__Challenge__. Pick out each line with the word "JSON" from the material that follows.
────────
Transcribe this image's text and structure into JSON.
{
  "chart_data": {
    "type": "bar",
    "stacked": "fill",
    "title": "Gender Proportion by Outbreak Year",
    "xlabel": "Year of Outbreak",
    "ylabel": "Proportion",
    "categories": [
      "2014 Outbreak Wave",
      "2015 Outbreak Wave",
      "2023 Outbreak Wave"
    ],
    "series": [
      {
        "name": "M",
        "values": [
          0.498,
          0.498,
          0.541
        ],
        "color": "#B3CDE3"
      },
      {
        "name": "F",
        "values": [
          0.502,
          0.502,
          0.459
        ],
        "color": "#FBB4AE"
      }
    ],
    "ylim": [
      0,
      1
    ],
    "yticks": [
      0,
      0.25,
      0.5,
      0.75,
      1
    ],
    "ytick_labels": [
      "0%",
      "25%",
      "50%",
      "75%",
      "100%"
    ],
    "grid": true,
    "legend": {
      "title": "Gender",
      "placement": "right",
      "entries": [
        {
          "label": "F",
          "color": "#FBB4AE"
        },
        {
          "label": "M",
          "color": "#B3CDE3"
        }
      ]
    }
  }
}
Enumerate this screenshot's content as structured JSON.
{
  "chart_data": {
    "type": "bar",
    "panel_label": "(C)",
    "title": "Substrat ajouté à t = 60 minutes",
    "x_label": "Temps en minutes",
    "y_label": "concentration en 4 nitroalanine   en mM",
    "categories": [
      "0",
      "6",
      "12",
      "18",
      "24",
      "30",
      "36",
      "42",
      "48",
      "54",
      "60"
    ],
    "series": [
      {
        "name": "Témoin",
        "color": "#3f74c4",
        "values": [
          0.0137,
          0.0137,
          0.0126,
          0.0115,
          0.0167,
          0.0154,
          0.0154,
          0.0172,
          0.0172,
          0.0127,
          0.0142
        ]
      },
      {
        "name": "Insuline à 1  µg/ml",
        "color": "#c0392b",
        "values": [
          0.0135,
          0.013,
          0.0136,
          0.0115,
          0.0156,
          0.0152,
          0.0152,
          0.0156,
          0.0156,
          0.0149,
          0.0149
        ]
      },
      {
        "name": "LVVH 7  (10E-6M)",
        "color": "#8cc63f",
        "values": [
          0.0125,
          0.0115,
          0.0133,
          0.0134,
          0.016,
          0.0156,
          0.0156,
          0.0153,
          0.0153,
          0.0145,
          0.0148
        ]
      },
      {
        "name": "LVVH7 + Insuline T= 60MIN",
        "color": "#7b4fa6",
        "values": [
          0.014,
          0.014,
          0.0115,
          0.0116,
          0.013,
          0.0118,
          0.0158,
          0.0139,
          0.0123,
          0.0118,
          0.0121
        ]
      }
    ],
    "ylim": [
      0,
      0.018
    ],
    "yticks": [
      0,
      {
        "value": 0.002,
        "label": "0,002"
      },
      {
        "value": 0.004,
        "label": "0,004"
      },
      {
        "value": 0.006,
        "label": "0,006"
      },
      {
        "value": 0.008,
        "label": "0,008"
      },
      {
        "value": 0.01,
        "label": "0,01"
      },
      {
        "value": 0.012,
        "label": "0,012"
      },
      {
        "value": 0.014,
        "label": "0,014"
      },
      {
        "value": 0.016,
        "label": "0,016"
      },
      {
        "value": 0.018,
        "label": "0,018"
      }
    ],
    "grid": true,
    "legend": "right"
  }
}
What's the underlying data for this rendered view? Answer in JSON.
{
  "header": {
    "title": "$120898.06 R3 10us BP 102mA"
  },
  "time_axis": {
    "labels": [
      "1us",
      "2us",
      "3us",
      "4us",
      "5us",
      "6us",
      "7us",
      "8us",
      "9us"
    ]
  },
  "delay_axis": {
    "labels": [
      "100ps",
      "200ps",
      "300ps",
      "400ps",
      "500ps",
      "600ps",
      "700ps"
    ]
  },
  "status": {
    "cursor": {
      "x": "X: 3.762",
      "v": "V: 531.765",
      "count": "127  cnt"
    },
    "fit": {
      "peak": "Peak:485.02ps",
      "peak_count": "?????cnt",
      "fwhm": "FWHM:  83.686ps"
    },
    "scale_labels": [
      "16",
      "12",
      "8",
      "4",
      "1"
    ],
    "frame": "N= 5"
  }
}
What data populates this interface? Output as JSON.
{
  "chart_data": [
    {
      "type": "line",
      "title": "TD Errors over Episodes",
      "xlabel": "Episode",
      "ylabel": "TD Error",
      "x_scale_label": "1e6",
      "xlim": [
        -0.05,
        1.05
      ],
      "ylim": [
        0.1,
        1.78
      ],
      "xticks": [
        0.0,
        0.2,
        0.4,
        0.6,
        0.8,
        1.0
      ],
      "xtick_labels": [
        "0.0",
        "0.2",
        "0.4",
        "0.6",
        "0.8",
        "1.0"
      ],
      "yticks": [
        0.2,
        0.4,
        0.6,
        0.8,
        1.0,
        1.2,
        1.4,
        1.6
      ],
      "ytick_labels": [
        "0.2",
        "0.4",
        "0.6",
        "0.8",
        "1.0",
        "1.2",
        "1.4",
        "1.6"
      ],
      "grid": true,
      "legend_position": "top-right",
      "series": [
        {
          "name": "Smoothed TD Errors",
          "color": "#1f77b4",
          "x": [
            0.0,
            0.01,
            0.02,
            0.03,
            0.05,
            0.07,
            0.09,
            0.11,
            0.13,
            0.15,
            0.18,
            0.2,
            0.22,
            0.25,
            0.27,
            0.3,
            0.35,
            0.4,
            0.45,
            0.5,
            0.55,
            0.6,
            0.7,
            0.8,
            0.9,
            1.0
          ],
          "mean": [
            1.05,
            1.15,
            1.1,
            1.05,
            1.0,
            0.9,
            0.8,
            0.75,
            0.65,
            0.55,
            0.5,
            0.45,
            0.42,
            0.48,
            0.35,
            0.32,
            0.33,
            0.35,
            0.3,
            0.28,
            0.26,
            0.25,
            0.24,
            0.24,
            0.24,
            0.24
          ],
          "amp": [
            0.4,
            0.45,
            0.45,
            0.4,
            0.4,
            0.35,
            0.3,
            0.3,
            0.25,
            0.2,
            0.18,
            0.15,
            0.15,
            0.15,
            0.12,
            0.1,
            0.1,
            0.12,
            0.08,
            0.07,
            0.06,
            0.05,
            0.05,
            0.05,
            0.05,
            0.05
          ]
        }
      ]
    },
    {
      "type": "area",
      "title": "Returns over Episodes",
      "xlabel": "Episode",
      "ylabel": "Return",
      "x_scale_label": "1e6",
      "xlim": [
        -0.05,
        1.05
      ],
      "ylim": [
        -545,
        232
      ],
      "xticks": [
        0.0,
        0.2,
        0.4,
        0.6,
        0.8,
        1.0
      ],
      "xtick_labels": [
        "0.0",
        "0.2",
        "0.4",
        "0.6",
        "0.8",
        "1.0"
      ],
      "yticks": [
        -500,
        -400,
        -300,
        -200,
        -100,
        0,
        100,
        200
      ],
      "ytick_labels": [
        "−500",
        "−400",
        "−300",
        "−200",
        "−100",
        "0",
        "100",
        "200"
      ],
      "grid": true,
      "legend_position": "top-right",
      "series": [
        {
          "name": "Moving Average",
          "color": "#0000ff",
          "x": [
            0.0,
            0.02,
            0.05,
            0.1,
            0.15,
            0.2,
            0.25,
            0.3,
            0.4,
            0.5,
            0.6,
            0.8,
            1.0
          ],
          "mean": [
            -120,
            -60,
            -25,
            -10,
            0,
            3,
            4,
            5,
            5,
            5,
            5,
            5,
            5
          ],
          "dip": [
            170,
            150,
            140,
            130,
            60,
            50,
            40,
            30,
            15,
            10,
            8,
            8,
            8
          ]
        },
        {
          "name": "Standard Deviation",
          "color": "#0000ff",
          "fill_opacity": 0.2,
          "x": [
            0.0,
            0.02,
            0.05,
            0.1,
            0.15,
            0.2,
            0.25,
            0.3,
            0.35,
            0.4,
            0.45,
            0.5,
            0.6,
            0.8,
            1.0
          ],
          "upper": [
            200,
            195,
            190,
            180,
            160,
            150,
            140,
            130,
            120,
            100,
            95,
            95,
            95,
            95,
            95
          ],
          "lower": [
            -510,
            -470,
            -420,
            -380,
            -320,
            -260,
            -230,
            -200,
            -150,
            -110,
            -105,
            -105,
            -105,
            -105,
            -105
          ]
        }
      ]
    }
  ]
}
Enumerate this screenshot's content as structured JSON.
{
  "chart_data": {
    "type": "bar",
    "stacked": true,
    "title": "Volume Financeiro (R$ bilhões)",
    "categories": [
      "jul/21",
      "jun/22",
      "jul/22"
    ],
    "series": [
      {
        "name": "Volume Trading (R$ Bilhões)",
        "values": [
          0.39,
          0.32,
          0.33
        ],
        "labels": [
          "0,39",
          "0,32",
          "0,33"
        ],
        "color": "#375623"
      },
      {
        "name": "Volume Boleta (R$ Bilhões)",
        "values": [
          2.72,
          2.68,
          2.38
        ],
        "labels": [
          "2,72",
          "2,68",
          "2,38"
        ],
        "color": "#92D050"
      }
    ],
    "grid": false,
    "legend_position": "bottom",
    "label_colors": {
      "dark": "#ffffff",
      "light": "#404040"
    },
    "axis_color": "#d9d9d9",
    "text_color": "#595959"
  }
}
────────
__Full output__.
Transcribe this image's text and structure into JSON.
Enumerate this screenshot's content as structured JSON.
What's the underlying data for this rendered view? Answer in JSON.
What data populates this interface? Output as JSON.
Enumerate this screenshot's content as structured JSON.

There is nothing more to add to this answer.